**CONSIGNE ÉCRITE A**: Présentez s'il vous plaît sous forme de tableau Markdown, avec les colonnes « Numéro » et « Ligne », tout ce qui va, dans les enregistrements, de la ligne contenant "Bar [349,1214,360,1248]" jusqu'à la ligne contenant "6,3 %: Kuljetus, varastointi", ces deux lignes comprises. Laissez de côté les lignes vides.

**TEXTE DU DOCUMENT**:
::::::
L'espace du Forum, des jardins, de Saint-Eustache, de la Halle aux grains, même s'il n'y a aucune raison d'en faire l'emblème de la ville, se trouvent au coeur de Paris, une ville dans laquelle la forme architecturale tient une place majeure. Les solutions antérieurement retenues présentent bien des défauts et le contexte morphologique rend les choix difficiles. Il y a donc également un problème d'architecture à définir et à traiter.

 

Bref, un espace complexe, qui ne peut se comprendre qu'à l'échelle de l'Ile-de- France, dont les enjeux se définissent par la circulation des flux, le cosmopolitisme, la diversité sociale et la multiplicité des usages ainsi que par la qualité des formes urbaines, et dont l'évolution passe largement par les dispositifs de gestion et les microaménagements.

 

La précautionneuse délibération du Conseil de Paris qui lance l'opération (2002) mentionne surtout des questions de mise aux normes, de réparation, de correction et quelques actions un peu plus ambitieuses, mais limitées. La stratégie urbaine, à l'échelle de Paris ou de l'agglomération, en est absente et les objectifs architecturaux limités. Comment en est-on arrivé à un débat qui ne porte plus guère que sur les images urbaines données par les projets ?

 

Avec la décentralisation, on a vu monter en puissance une manière de faire la ville souvent appelée «projet urbain». Elle organise des opérations complexes qui associent des fonctions, des usages et des populations divers. Elle développe la qualité des espaces publics, notamment associés aux transports en commun, et prône la coopération entre décideurs politiques, managers urbains, investisseurs, aménageurs et concepteurs. Ses succès sont incontestables. Mais elle s'est développée en fonction des principaux problèmes qu'elle avait à résoudre : transformer des friches portuaires, ferroviaires, industrielles, militaires en quartiers urbains et y attirer les investissements immobiliers, redonner une valeur à des grands ensembles d'habitat social en difficulté, relancer des centres anciens en déshérence. Dans cette action de requalification, au sens propre du terme, la production d'une nouvelle image à travers le travail de l'architecte ou du paysagiste, comme sa communication par les méthodes de la publicité, est indispensable. Même si la délibération du Conseil de Paris parle de requalification, la situation des Halles n'est en rien comparable, et sans doute s'est-on trop laissé contaminer par une démarche qui conviendrait à un territoire en crise, ce qui n'est pas le cas.

 

Il faut revenir aux véritables enjeux : l'organisation, aujourd'hui et demain, de la ville-région et la place que peuvent y tenir les Halles, l'amélioration du fonctionnement et de la gestion de ce territoire complexe, populaire et cosmopolite qui va bien, la définition d'une qualité architecturale conforme à cette vocation urbaine.

 

Le concours, l'exposition, les débats avec les associations sont-ils alors du temps - et de l'argent Ñ perdu ?
::::::
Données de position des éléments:
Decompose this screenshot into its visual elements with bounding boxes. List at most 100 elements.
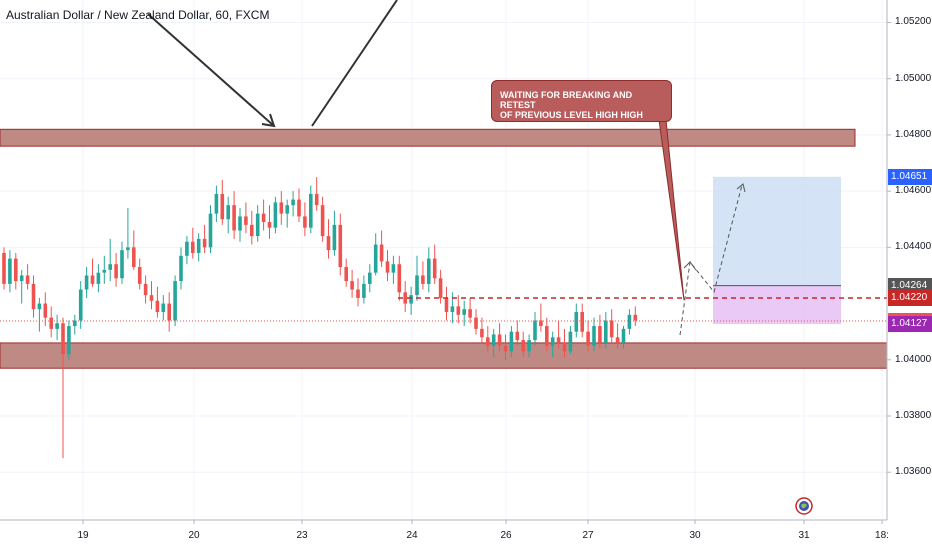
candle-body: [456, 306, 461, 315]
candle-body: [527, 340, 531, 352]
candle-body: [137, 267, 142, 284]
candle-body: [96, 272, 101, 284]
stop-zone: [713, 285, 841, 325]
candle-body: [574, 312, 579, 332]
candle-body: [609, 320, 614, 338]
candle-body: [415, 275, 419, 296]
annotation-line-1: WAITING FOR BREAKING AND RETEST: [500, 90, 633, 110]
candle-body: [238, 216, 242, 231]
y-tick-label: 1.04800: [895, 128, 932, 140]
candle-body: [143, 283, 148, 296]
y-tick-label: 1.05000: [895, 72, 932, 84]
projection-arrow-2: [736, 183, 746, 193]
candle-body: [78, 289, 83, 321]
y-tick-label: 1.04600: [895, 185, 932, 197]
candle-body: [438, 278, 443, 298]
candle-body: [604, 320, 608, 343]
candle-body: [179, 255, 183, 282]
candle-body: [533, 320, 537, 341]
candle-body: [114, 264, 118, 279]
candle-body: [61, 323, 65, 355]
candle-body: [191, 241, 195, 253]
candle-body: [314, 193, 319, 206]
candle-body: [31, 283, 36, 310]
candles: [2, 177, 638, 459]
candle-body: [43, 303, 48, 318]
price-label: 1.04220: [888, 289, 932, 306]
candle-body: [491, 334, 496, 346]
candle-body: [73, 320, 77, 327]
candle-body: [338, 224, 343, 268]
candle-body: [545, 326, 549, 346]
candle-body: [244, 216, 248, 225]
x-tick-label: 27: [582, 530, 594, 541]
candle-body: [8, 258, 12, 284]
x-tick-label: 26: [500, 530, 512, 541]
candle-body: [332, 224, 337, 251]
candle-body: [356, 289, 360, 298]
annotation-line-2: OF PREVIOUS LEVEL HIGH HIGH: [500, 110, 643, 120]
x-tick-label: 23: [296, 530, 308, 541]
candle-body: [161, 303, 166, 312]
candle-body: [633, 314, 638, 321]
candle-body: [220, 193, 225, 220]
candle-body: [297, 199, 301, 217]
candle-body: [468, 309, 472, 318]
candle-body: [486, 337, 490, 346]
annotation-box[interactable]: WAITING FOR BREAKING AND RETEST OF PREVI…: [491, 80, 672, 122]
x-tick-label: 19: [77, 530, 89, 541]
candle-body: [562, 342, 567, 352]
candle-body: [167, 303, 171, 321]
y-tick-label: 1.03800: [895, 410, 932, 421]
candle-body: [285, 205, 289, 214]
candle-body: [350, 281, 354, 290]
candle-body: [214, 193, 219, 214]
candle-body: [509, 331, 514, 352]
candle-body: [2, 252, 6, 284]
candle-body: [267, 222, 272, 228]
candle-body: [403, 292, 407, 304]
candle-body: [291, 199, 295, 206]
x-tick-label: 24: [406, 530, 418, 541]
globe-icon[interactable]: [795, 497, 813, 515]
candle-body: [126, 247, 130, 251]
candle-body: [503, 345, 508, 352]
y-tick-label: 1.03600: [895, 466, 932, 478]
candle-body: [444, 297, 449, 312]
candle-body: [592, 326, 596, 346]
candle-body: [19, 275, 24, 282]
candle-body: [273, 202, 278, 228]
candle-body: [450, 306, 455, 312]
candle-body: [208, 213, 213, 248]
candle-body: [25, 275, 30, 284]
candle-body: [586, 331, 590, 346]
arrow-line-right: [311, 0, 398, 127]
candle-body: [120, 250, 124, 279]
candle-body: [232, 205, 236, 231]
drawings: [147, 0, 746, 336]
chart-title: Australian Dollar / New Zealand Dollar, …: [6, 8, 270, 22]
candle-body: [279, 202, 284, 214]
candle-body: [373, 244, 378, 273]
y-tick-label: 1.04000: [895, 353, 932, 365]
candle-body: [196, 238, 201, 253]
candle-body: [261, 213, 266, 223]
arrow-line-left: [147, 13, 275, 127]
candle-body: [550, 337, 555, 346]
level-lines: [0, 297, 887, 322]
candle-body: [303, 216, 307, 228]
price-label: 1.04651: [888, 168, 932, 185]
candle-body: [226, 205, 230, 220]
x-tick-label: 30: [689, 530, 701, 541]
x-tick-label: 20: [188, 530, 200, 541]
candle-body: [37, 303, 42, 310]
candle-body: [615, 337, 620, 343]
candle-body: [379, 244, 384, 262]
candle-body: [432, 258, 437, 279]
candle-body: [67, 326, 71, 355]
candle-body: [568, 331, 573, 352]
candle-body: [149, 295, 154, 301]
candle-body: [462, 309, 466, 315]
::::::
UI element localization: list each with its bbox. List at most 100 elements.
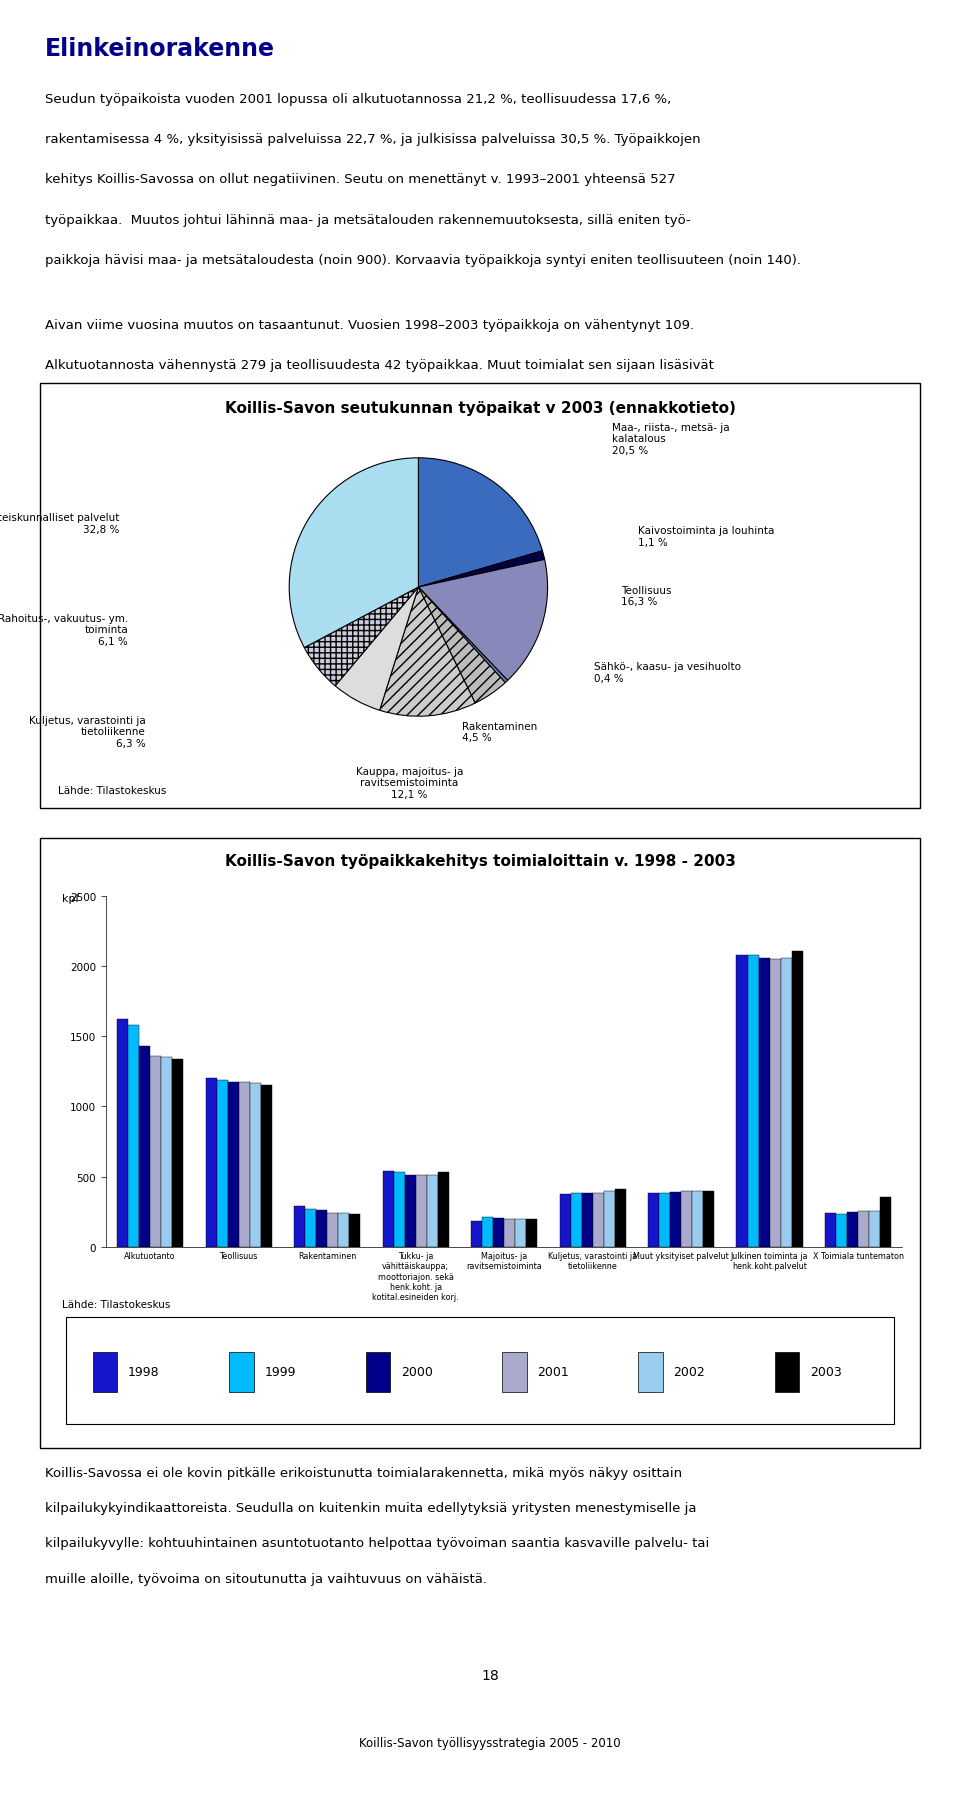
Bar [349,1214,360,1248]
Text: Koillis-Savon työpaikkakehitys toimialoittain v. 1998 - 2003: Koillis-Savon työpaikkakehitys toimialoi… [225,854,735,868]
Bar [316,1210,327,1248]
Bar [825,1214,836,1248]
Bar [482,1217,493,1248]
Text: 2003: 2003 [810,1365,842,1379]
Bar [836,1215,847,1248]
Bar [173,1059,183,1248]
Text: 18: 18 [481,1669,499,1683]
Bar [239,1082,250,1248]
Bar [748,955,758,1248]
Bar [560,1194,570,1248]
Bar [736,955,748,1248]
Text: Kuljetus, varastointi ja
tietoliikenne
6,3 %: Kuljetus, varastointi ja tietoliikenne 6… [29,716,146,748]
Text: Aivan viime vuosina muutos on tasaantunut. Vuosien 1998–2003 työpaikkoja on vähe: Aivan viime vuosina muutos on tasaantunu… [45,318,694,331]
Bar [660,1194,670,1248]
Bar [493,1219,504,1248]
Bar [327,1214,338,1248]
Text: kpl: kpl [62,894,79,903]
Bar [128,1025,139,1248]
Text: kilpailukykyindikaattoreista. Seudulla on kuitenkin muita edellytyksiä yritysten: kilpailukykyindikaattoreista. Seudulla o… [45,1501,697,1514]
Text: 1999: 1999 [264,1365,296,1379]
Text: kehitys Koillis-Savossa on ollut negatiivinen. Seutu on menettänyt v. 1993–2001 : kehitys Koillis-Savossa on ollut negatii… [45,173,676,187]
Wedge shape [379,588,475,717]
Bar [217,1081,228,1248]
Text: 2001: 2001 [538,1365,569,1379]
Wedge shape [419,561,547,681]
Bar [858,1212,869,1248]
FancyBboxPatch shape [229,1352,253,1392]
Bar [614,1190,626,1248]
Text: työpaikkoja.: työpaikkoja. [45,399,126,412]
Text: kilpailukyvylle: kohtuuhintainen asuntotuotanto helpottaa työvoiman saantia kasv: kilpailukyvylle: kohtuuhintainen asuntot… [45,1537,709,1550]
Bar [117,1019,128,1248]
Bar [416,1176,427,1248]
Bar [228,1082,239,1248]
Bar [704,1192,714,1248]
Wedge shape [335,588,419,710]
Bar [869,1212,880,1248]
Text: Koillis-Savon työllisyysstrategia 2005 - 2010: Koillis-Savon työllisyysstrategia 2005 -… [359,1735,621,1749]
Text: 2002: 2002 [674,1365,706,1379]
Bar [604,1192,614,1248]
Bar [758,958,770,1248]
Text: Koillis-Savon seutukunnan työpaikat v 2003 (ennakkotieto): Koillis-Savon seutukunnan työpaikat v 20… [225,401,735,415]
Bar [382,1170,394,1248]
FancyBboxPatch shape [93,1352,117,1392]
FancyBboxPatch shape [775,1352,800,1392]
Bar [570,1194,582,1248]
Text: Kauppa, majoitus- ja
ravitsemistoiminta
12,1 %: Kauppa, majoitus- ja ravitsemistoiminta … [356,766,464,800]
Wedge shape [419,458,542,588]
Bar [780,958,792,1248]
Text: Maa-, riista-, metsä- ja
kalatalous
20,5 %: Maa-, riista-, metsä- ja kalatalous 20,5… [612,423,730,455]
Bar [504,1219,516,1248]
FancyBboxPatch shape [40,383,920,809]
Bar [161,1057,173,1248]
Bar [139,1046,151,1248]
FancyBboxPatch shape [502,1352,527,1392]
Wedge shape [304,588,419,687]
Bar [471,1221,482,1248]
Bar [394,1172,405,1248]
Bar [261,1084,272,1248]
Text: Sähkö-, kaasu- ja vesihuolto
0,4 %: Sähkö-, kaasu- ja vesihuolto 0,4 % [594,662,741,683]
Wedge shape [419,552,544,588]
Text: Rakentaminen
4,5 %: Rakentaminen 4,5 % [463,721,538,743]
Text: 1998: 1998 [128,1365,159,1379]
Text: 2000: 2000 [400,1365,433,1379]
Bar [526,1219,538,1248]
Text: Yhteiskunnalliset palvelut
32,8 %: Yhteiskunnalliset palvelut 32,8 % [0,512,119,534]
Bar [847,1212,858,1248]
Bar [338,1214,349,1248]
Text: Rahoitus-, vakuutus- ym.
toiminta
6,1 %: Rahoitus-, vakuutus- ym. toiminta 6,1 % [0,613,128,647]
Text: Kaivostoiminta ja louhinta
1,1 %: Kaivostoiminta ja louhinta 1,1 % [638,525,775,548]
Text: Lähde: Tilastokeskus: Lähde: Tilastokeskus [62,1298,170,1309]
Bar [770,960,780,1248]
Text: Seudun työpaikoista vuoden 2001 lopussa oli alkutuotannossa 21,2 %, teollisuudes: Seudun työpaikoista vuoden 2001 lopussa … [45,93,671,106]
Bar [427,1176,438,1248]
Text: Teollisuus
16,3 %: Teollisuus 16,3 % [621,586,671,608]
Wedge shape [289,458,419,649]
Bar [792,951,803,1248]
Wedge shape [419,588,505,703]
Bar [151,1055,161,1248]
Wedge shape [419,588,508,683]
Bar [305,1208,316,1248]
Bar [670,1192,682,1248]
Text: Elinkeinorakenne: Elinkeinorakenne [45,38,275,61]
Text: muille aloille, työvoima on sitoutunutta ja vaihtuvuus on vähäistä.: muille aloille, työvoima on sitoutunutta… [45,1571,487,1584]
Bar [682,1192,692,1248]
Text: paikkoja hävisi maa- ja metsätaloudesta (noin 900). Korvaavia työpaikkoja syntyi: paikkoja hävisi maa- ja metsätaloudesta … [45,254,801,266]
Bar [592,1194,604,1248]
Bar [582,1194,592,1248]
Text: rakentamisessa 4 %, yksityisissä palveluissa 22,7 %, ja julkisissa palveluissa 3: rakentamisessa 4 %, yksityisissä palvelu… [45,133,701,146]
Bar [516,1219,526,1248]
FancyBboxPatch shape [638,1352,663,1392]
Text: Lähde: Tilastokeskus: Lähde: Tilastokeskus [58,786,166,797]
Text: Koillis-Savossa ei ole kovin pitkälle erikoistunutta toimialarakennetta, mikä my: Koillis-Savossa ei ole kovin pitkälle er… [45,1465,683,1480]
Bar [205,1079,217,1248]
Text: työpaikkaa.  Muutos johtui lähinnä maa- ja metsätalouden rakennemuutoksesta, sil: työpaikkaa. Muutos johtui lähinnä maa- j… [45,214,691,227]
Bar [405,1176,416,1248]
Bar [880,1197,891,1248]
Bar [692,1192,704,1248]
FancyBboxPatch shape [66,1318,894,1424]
::::::
**CONSIGNE ÉCRITE B**: D'après le texte du document, en quelle année la délibération du Conseil de Paris lançant l'opération a-t-elle été prise ?

**RÉPONSE A**:
| Numéro | Ligne |
|---|---|
| 1 | Bar [349,1214,360,1248] |
| 2 | Text: Koillis-Savon työpaikkakehitys toimialoittain v. 1998 - 2003: Koillis-Savon työpaikkakehitys toimialoi… [225,854,735,868] |
| 3 | Bar [316,1210,327,1248] |
| 4 | Bar [825,1214,836,1248] |
| 5 | Bar [482,1217,493,1248] |
| 6 | Text: 2003: 2003 [810,1365,842,1379] |
| 7 | Bar [836,1215,847,1248] |
| 8 | Bar [173,1059,183,1248] |
| 9 | Text: 18: 18 [481,1669,499,1683] |
| 10 | Bar [239,1082,250,1248] |
| 11 | Bar [748,955,758,1248] |
| 12 | Bar [560,1194,570,1248] |
| 13 | Bar [736,955,748,1248] |
| 14 | Text: Kuljetus, varastointi ja |
| 15 | tietoliikenne |
| 16 | 6,3 %: Kuljetus, varastointi ja tietoliikenne 6… [29,716,146,748] |

**RÉPONSE B**: En 2002.